LOVELACE: No, he was a, {pause} well, I don't have any real special memories about my father. He was a quiet man. He was from Virginia.

O’BRIEN: What did he do for work?

LOVELACE: He was in the merchandising and {pause} I can remember he and my mother talking about different things, but he, what I remember about him is, in the mornings going to school he'd—he went to work a little later than we, than I did going to St. Cecilia's. I had to walk from 17th Street up to Sixth {laughs} and East Capitol, is a good walk. I remember one super duper cold morning, and I was going to be the talk of the class by wearing socks that came right under my knee, {laughs} not much showing but anyway, and they apparently, they were wool but they weren't warm enough that morning. So it was the only time in my life I ever went back to the house and he hadn't gone yet. Said, “What are you doing coming back here?” I remember things like that. “You should keep on going.” But the man in that era, at least he, he wore the finest of suits, always had liquor in the sideboard or whatever they call it. I remember he had an uncle who used to come up and visit. And the uncle's daughters would come, and one of them was like, you know, the grand lady and my mother was so silly, but no, she was kind-hearted, she waited on all of them you know, when they should have been helping or doing something. But anyway, he had two daughters. And then on my mother's side there was the—her brother and his wife who had no children so they were very good, they were very good to me.

----------

Goals:
**1.** Which place names does Lovelace mention in the interview excerpt?
**2.** Repeat the stretch of the interview excerpt from "LOVELACE: No, he" through "do for work?", word for word.
**3.** In the interview excerpt, what state was Lovelace's father from?

----------

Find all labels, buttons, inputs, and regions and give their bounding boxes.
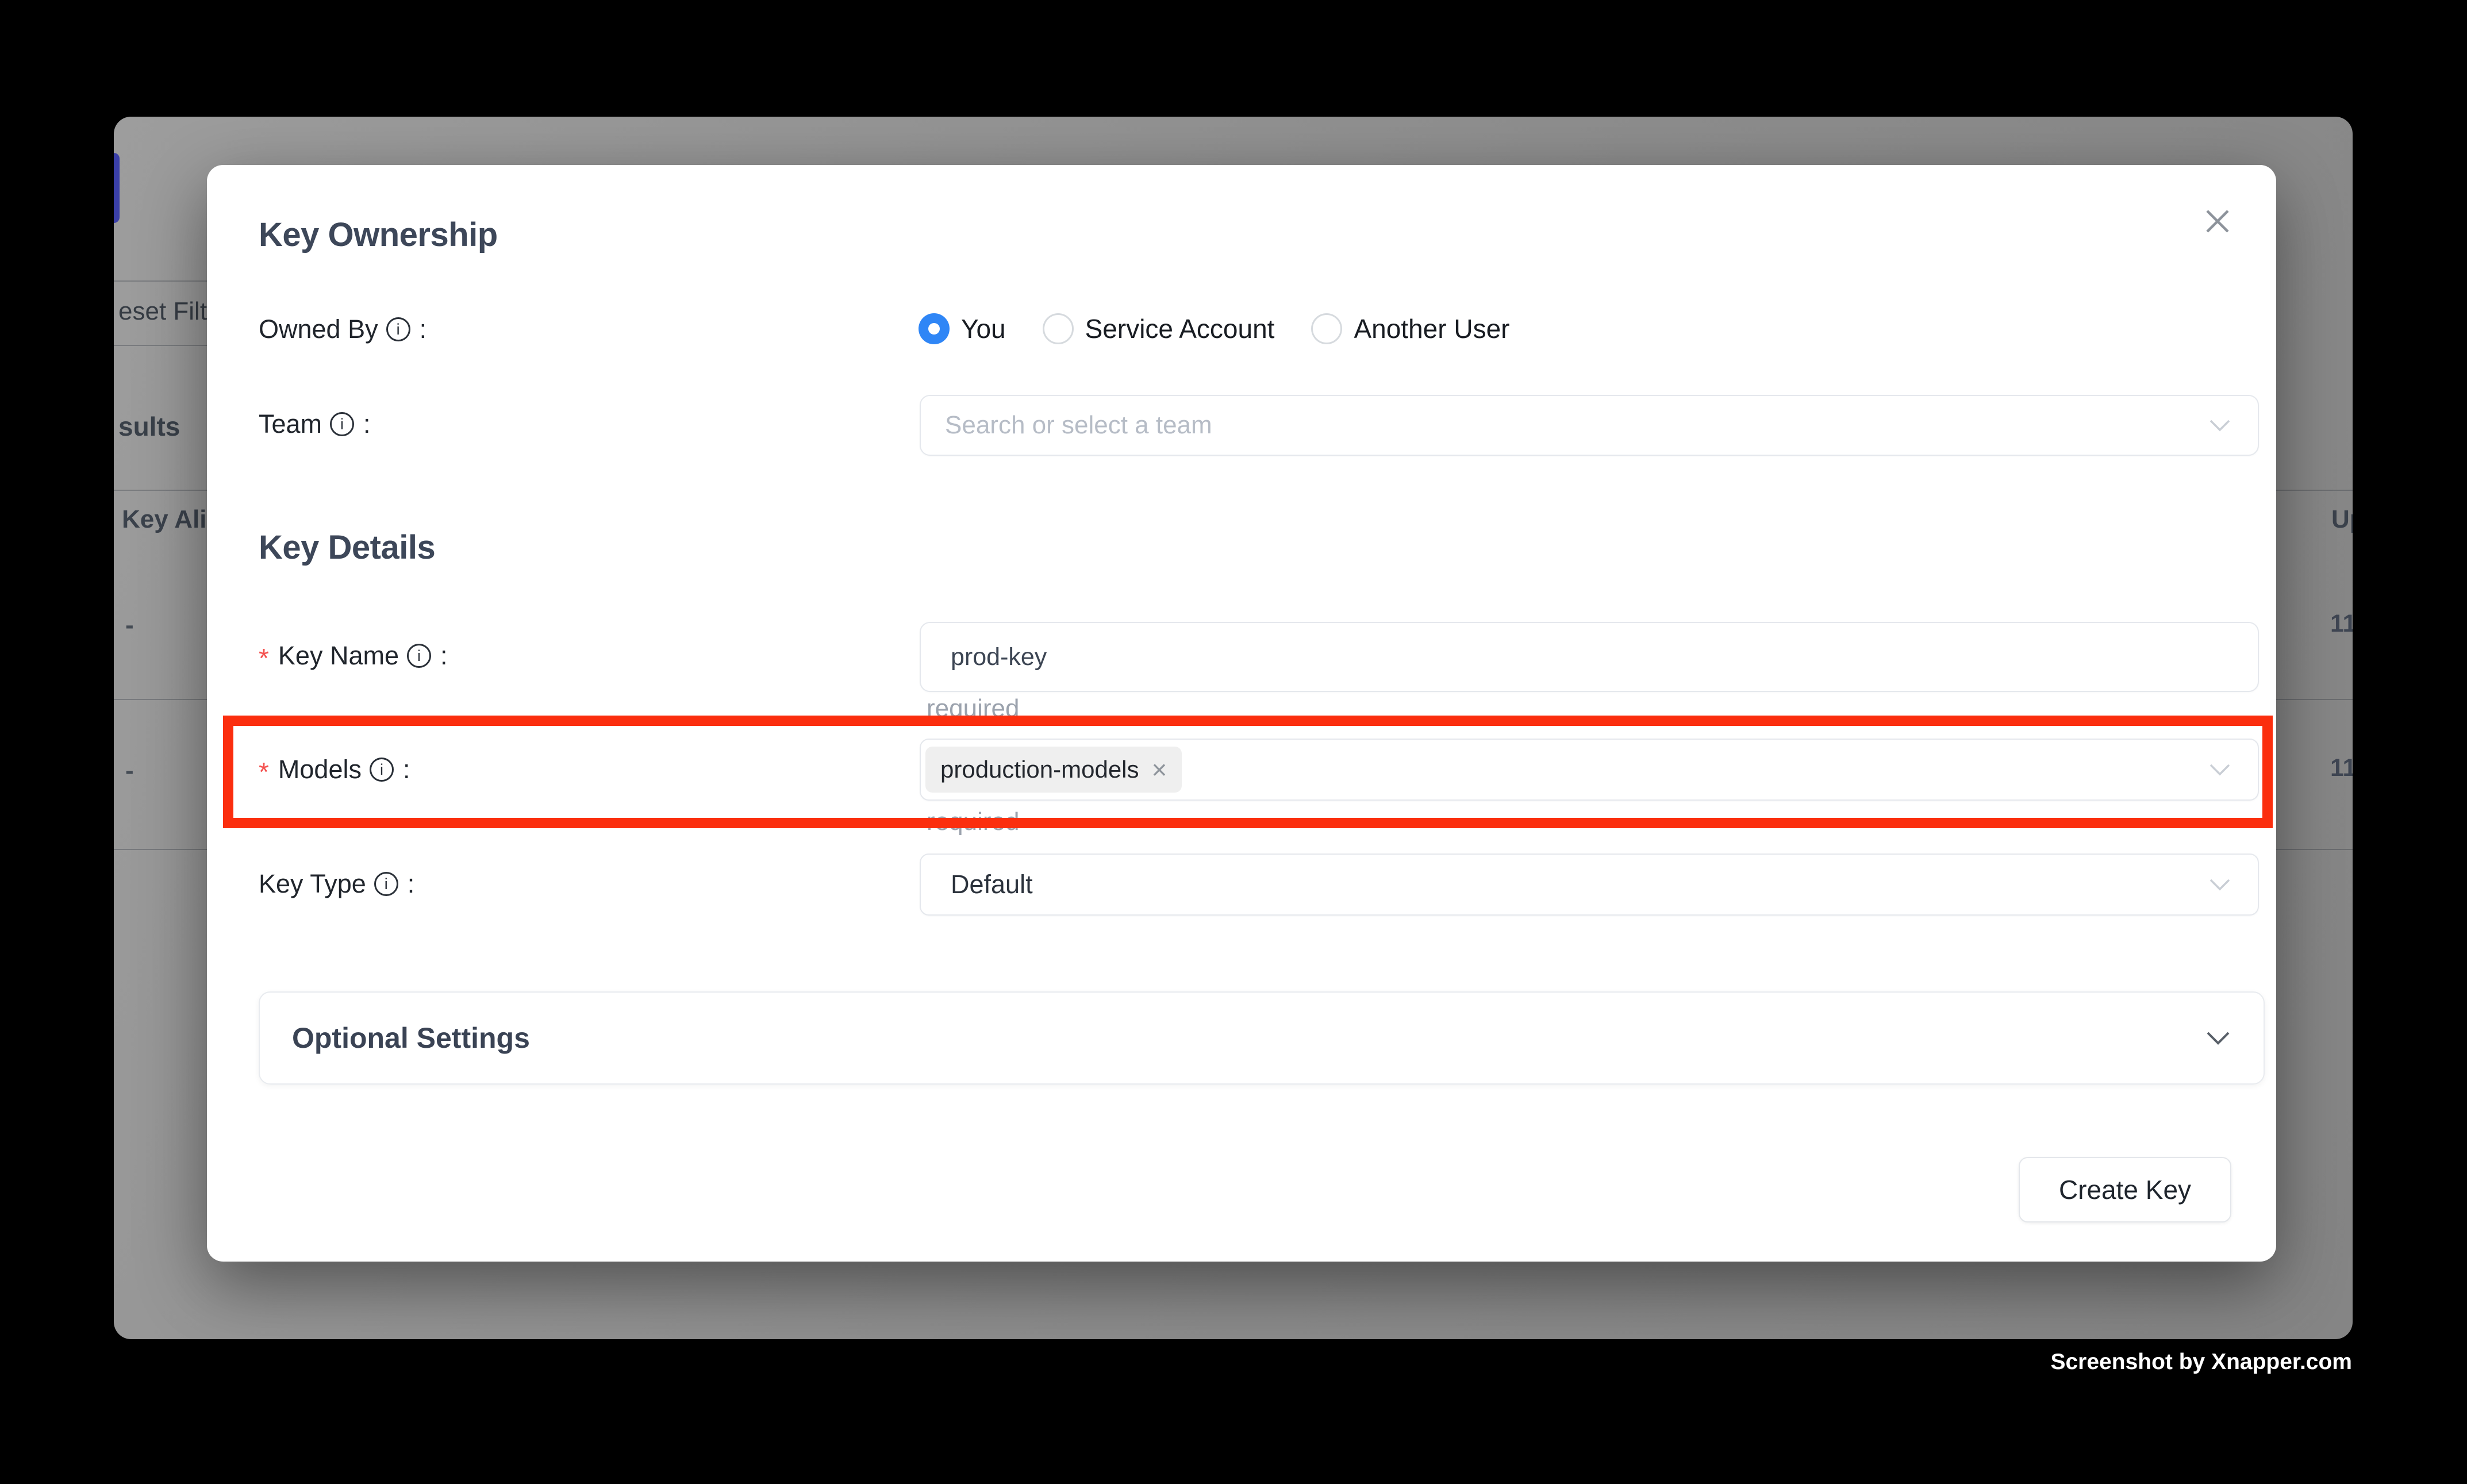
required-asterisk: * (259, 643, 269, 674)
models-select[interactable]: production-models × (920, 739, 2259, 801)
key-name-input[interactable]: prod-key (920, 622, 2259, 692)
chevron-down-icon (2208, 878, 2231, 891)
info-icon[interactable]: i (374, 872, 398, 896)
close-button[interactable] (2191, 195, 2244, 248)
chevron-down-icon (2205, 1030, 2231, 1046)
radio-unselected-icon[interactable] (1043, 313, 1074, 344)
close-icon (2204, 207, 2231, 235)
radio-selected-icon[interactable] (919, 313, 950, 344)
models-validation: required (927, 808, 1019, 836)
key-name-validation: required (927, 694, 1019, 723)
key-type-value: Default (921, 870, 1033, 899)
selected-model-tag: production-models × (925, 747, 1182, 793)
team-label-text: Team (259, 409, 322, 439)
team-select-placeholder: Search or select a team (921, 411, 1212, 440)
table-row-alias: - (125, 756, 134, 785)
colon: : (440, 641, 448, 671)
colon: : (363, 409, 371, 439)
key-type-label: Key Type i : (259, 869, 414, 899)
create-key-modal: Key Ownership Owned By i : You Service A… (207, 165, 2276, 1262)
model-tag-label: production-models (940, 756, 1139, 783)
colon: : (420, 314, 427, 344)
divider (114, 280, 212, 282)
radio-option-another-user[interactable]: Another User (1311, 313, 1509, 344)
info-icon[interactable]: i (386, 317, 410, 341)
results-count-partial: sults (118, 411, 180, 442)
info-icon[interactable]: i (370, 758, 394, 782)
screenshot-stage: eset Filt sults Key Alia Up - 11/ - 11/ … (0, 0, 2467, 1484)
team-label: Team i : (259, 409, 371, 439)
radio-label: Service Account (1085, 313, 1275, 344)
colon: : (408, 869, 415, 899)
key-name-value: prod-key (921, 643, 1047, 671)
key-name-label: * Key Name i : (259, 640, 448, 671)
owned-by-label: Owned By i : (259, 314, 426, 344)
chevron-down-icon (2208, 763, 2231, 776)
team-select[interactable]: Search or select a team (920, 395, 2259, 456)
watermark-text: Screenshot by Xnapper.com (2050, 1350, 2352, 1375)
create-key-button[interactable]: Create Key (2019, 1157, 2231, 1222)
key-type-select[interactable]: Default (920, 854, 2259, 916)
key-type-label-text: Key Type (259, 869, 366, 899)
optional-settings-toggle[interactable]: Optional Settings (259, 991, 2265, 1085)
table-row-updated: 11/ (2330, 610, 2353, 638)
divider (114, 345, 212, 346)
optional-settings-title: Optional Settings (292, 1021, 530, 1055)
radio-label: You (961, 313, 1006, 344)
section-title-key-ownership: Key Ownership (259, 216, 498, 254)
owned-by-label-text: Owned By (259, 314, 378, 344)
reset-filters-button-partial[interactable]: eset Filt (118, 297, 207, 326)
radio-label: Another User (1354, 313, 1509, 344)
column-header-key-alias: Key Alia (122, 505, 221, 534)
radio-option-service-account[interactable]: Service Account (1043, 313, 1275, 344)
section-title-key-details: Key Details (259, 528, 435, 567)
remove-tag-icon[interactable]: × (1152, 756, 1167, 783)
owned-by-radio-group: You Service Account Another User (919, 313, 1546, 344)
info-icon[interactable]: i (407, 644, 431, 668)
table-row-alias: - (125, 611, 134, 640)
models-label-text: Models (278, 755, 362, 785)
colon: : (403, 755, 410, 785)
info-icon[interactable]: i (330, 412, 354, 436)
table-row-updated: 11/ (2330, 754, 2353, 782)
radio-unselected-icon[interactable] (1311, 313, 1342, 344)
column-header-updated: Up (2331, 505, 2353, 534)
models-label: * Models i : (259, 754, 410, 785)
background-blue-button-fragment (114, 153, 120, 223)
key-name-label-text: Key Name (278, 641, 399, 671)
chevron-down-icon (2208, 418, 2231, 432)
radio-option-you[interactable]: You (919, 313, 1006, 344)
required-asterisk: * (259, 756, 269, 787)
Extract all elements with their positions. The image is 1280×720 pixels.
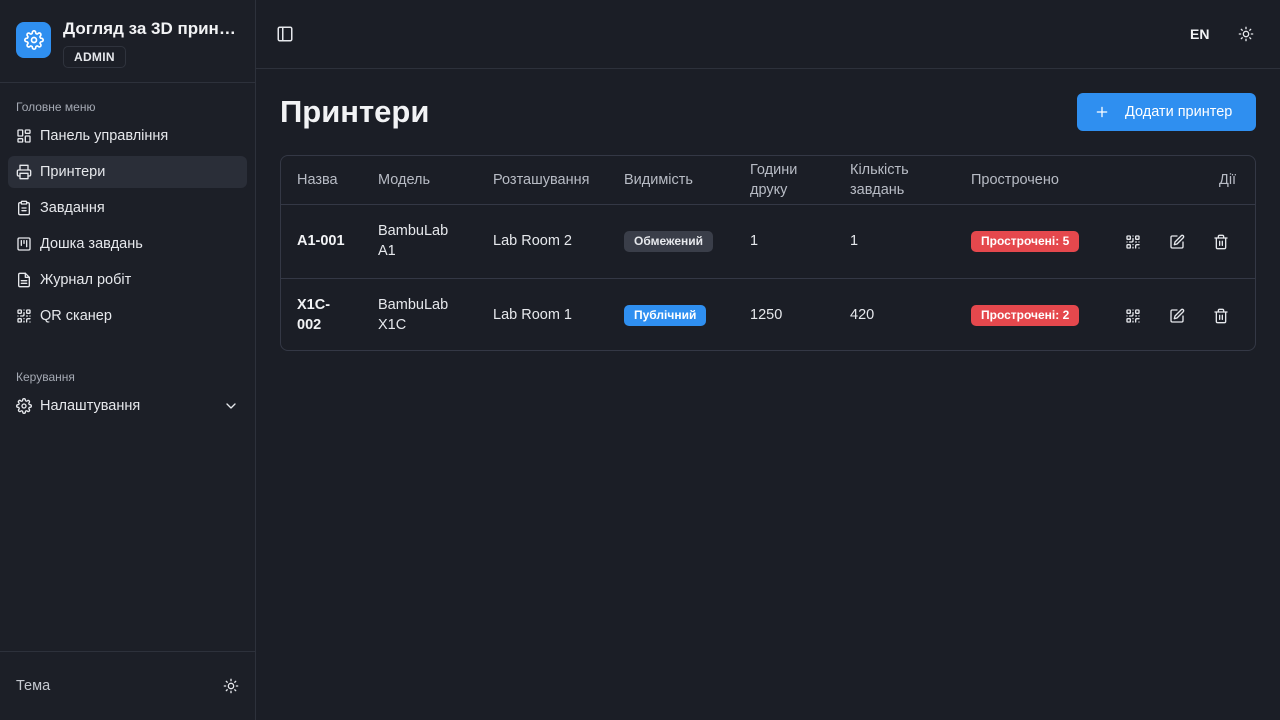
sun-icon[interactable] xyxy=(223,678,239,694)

----------

Answer list:
**1.** Virginia, St. Cecilia's, 17th Street, Sixth, East Capitol

**2.**
LOVELACE: No, he was a, {pause} well, I don't have any real special memories about my father. He was a quiet man. He was from Virginia.

O’BRIEN: What did he do for work?

**3.** Virginia.